PAGE EXCERPT:
The bottleneck is overfitting under high-capacity neural networks when practical ensemble compute is limited. The introduction says large networks are slow to use, which makes it difficult to address overfitting by combining predictions from many different large neural nets at test time. It also says using many large networks is infeasible in applications where quick response matters. In 2014 GPU terms, the tension is clear: larger models and CUDA kernels make state-of-the-art vision and speech systems possible, but memory and latency do not permit evaluating an explicit exponential or even large finite ensemble for every input.

Dropout also creates a training bottleneck of its own. Each training case effectively samples a different random architecture, so gradients are noisy and not exactly gradients of the final test architecture. That extra noise explains the 2-3x training-time penalty. The method therefore trades more stochastic training work for lower inference cost and better generalization.

Method Adaptation

Dropout adapts model averaging to the single-GPU regime by moving the combinatorics into stochastic minibatch training. During training, each unit is retained with probability p; dropping a unit removes it and its incoming and outgoing connections for that example. A network with n units can be viewed as a collection of 2^n thinned networks, but they share weights, so the stored parameter count remains that of one model. At test time, explicit Monte Carlo averaging over many thinned models is replaced by one unthinned network with outgoing weights scaled by p, matching the expected activation under dropout.

TASKS TO COMPLETE:
- 1) Please duplicate the dropout text between "Dropout adapts model" and "activation under dropout.", inclusive.
- 2) According to the dropout text, what does dropping a unit remove for a training example? List each item.

GIVEN ENTRIES:

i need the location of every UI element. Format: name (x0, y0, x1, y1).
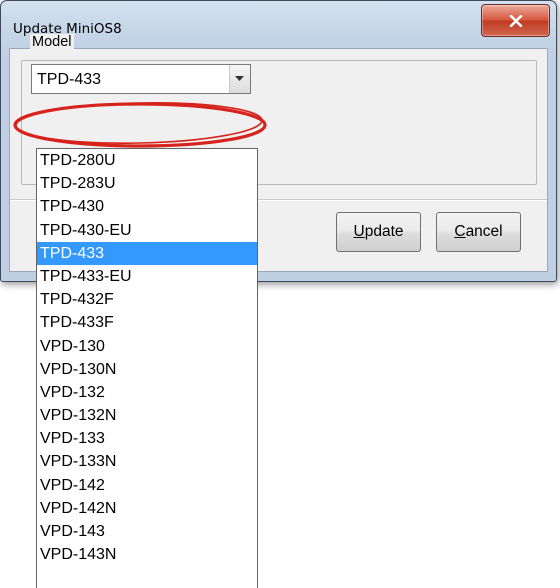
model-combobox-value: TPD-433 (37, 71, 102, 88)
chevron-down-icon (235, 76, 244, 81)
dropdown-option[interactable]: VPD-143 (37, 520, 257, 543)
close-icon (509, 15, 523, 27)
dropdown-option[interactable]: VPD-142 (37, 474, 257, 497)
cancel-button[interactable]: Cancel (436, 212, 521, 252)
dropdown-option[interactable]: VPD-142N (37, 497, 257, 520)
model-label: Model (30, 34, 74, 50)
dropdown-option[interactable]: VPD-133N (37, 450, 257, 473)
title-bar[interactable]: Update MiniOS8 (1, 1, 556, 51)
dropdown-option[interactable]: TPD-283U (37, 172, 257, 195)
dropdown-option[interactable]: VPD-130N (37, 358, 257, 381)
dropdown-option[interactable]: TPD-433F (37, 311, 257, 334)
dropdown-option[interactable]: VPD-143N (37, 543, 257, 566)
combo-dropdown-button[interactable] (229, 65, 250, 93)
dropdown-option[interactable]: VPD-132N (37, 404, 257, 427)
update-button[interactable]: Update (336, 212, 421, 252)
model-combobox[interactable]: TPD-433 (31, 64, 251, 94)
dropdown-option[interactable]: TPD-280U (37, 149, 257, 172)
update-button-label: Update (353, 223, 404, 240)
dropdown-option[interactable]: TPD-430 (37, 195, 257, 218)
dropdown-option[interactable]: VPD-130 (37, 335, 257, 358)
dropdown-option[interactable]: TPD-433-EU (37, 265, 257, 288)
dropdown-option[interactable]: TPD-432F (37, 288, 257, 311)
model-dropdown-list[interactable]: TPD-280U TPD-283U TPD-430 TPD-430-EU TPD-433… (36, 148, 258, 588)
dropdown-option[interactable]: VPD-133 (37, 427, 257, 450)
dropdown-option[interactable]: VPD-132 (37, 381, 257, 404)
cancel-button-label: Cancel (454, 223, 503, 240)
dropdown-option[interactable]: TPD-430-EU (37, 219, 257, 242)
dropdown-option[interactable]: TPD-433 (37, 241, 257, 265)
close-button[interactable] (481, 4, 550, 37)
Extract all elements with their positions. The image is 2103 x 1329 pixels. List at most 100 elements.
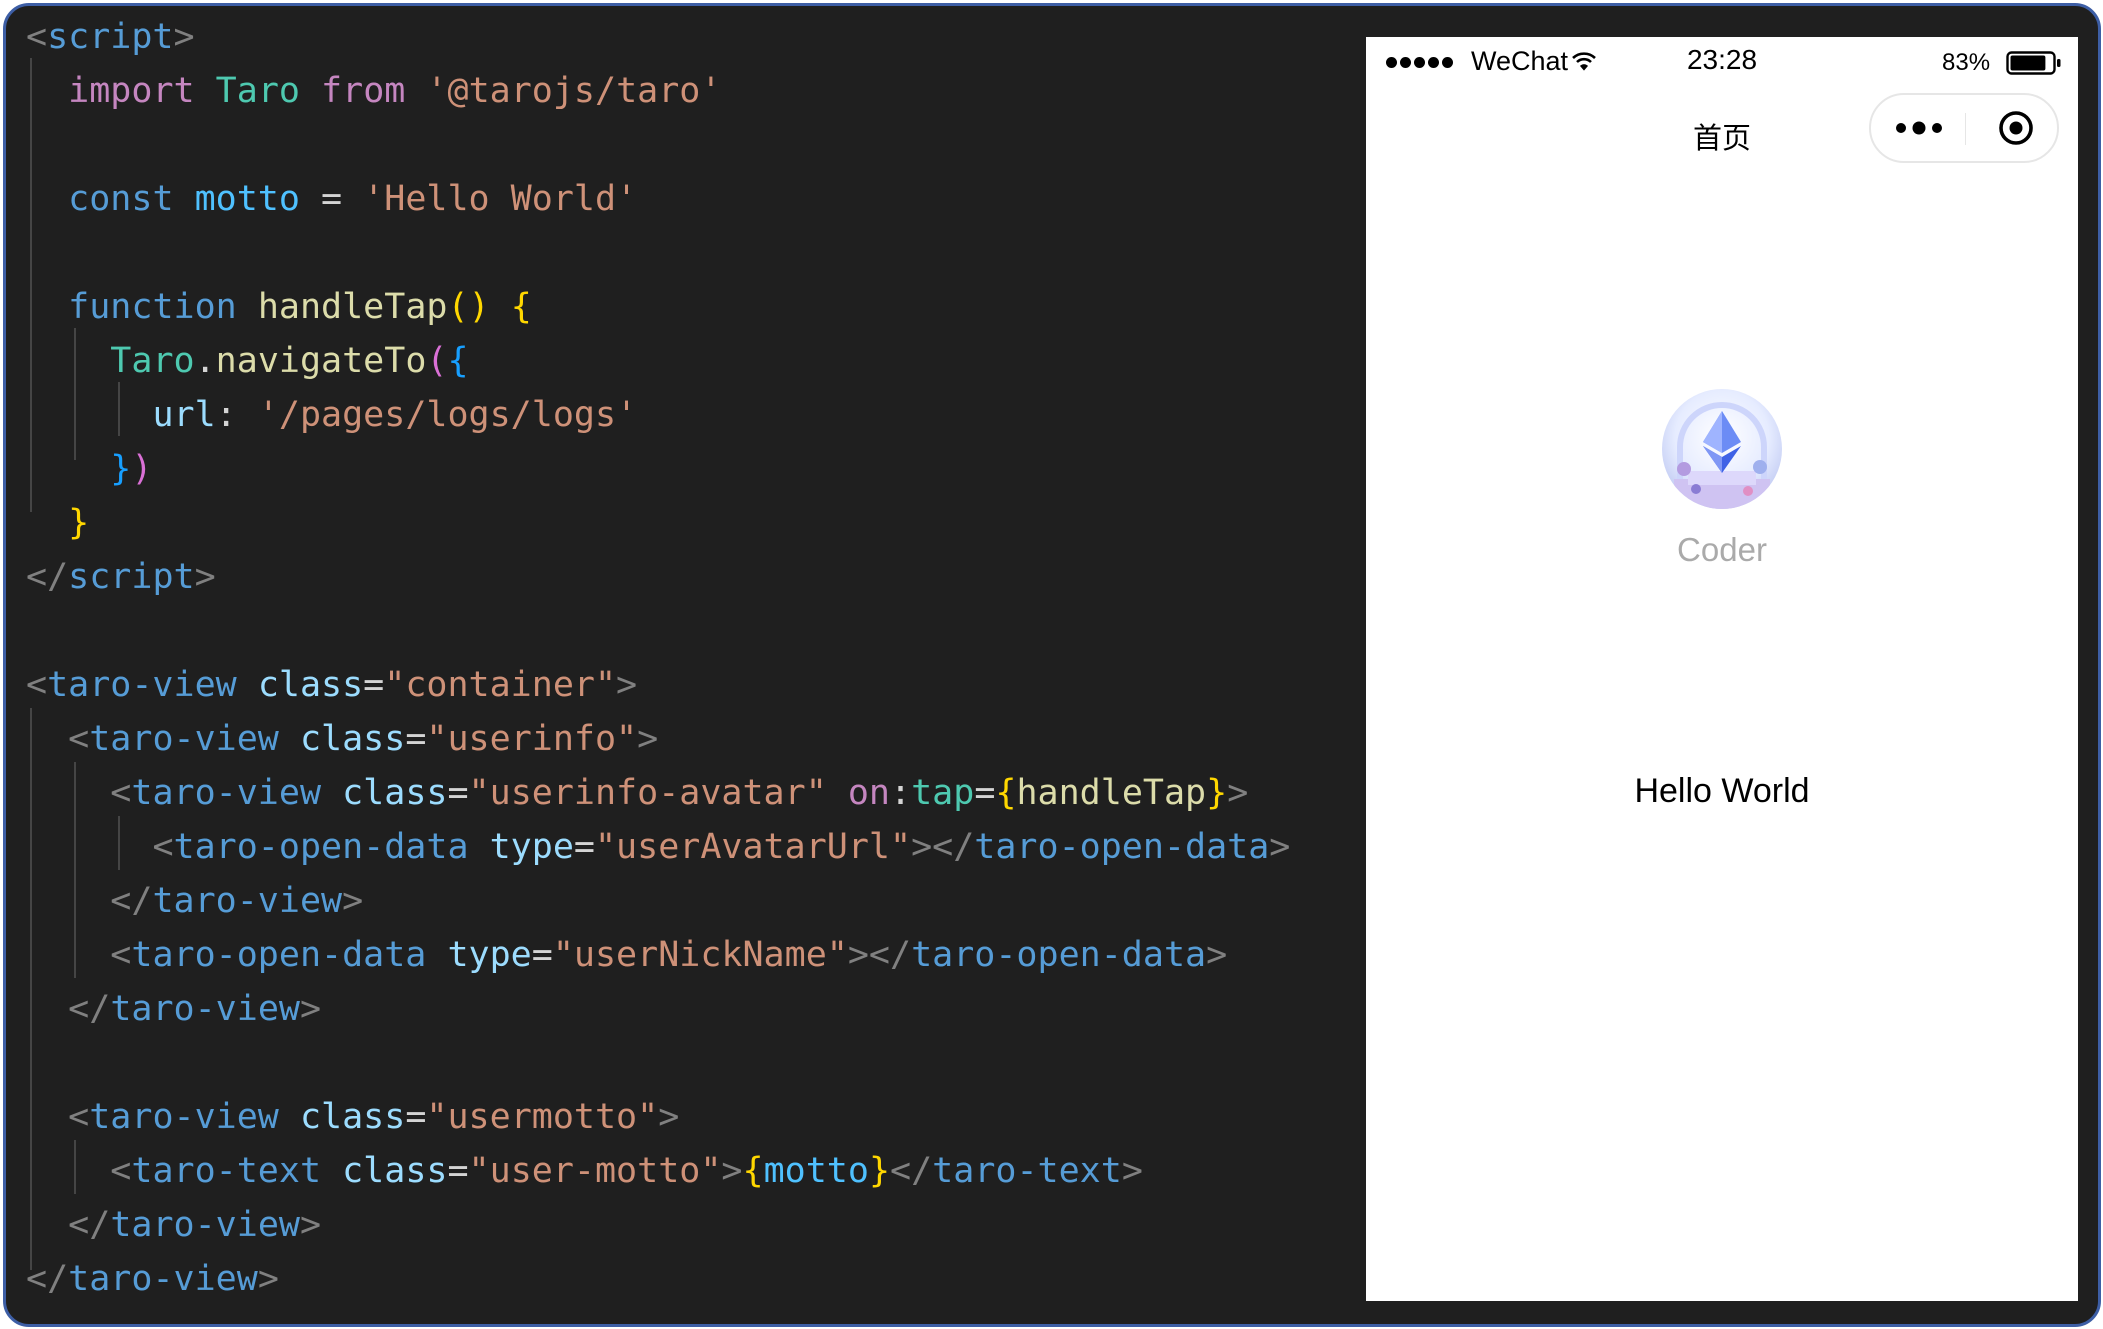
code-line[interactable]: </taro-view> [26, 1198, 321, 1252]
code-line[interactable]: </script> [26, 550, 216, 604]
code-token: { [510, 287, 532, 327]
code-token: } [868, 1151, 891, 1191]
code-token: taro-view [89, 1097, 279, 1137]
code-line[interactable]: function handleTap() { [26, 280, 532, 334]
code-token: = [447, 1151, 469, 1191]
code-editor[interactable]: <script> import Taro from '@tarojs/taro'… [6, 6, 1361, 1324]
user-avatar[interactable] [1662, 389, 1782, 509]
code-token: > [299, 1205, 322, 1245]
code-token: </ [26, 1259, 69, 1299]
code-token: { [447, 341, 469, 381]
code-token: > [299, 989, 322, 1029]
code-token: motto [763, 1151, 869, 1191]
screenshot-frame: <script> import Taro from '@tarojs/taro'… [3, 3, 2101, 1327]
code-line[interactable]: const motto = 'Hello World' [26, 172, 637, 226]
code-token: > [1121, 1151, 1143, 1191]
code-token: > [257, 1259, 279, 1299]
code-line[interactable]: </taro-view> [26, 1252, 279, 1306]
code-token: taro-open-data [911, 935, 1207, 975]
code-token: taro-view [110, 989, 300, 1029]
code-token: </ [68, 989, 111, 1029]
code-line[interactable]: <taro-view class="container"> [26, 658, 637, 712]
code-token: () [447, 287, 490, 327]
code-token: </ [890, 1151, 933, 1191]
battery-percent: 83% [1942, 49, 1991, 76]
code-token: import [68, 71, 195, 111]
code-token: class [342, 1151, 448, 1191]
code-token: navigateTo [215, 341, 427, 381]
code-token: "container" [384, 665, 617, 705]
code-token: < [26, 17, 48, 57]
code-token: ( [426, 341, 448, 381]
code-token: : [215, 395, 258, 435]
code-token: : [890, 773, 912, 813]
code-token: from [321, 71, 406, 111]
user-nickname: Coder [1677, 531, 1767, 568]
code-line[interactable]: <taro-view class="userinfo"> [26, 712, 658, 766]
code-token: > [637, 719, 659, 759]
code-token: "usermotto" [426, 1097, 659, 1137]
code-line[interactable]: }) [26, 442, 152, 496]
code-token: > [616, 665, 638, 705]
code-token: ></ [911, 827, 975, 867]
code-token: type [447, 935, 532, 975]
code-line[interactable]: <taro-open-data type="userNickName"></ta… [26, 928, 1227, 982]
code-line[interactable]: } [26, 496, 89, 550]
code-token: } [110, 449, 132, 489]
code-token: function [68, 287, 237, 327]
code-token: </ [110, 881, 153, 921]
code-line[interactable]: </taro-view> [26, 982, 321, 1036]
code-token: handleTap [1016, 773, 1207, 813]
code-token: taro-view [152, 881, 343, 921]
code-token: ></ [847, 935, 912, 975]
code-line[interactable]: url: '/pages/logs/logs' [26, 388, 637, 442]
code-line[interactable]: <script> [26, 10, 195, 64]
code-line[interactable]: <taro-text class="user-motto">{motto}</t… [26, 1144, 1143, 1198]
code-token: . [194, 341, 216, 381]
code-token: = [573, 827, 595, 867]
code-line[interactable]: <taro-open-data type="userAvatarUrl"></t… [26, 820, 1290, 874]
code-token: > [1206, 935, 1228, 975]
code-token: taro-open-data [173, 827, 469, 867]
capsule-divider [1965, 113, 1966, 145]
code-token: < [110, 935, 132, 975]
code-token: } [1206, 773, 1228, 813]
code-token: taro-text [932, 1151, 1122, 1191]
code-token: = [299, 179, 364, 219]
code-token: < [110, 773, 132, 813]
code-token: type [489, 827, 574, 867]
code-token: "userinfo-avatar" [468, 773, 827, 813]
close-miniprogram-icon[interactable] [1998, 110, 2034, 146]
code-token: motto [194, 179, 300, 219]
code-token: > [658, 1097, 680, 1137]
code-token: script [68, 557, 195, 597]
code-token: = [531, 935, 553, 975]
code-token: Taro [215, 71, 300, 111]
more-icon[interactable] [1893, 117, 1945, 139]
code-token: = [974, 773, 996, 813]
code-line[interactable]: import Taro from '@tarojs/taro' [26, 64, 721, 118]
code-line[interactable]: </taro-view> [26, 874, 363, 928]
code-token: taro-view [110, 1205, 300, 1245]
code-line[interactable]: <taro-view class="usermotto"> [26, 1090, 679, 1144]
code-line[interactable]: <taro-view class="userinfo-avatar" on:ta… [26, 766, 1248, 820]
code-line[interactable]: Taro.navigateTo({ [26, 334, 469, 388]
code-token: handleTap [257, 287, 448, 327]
--
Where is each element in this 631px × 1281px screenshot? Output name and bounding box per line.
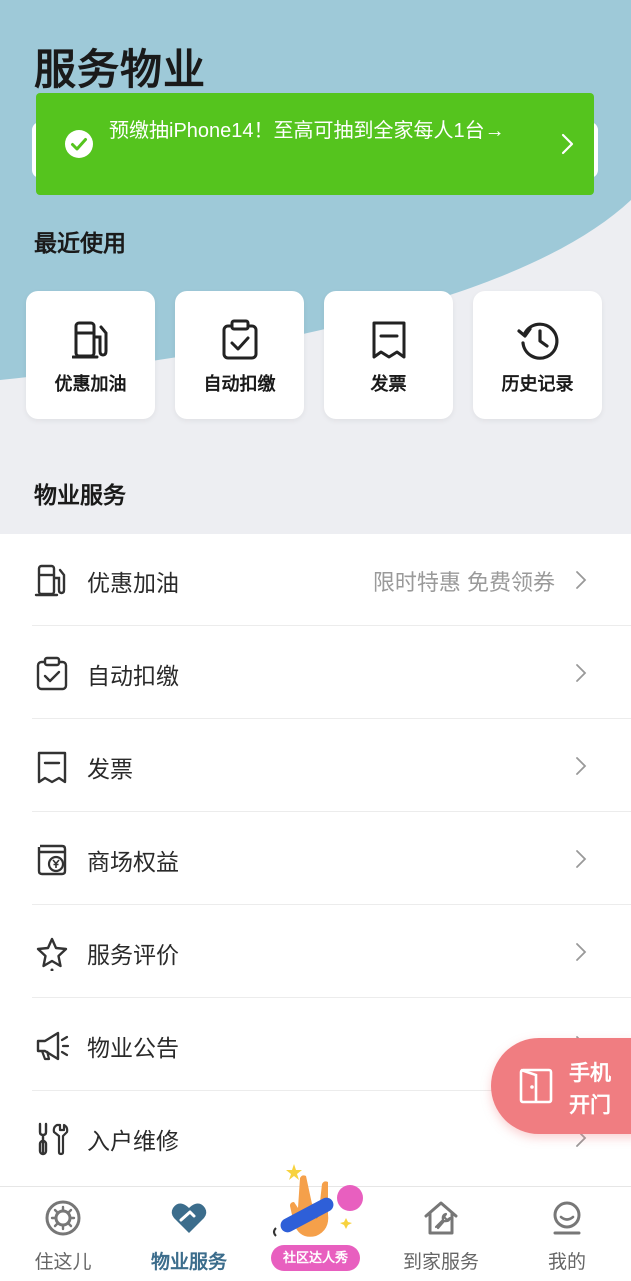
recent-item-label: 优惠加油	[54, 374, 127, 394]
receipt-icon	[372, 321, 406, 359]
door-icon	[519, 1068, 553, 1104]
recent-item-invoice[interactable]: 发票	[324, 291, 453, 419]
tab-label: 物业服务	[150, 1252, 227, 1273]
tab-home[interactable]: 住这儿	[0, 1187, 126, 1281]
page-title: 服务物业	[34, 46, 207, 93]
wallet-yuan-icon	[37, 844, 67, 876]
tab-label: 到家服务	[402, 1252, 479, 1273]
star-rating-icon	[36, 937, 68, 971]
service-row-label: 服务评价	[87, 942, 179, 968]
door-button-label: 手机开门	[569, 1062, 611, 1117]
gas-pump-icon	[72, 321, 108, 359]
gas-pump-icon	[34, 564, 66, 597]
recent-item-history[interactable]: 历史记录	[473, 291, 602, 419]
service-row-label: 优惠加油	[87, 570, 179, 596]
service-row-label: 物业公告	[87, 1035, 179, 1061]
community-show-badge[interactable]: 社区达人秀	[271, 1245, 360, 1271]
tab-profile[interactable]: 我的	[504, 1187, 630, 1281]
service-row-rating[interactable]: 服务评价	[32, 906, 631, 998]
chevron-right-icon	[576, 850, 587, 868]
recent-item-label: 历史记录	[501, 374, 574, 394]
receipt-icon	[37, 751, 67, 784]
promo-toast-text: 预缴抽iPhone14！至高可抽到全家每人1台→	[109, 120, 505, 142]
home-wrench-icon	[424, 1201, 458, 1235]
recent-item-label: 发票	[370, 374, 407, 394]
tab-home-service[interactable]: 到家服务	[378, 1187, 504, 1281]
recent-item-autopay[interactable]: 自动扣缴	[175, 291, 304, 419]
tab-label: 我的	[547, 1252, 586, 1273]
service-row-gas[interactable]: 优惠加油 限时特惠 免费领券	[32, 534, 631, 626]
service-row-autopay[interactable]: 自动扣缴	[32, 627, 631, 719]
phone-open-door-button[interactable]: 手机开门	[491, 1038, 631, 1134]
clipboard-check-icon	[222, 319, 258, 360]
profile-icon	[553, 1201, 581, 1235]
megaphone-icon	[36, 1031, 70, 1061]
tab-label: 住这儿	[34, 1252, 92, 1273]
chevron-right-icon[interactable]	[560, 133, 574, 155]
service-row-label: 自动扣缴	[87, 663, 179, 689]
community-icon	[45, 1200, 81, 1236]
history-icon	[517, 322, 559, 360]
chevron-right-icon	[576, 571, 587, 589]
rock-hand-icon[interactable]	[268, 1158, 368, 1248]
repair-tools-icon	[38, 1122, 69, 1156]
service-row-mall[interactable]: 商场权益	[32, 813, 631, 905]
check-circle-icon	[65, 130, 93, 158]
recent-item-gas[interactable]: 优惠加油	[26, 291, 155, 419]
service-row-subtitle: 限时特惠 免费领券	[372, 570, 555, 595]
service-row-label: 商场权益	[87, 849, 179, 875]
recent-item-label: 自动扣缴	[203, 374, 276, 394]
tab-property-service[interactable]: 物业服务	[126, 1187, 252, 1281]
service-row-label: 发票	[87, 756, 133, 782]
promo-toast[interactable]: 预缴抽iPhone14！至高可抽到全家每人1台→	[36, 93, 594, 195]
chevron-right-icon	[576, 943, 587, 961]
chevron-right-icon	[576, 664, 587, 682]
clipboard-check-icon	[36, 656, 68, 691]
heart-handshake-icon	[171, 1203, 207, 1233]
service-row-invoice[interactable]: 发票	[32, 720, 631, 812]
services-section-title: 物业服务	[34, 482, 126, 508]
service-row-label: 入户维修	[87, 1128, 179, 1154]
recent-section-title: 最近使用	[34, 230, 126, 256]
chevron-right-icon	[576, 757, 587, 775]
...
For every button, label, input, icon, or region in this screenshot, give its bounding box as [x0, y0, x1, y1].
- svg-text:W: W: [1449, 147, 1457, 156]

EXERCISE ANSWERS:
- 1)
Dropout adapts model averaging to the single-GPU regime by moving the combinatorics into stochastic minibatch training. During training, each unit is retained with probability p; dropping a unit removes it and its incoming and outgoing connections for that example. A network with n units can be viewed as a collection of 2^n thinned networks, but they share weights, so the stored parameter count remains that of one model. At test time, explicit Monte Carlo averaging over many thinned models is replaced by one unthinned network with outgoing weights scaled by p, matching the expected activation under dropout.

- 2)
- The unit itself
- Its incoming connections
- Its outgoing connections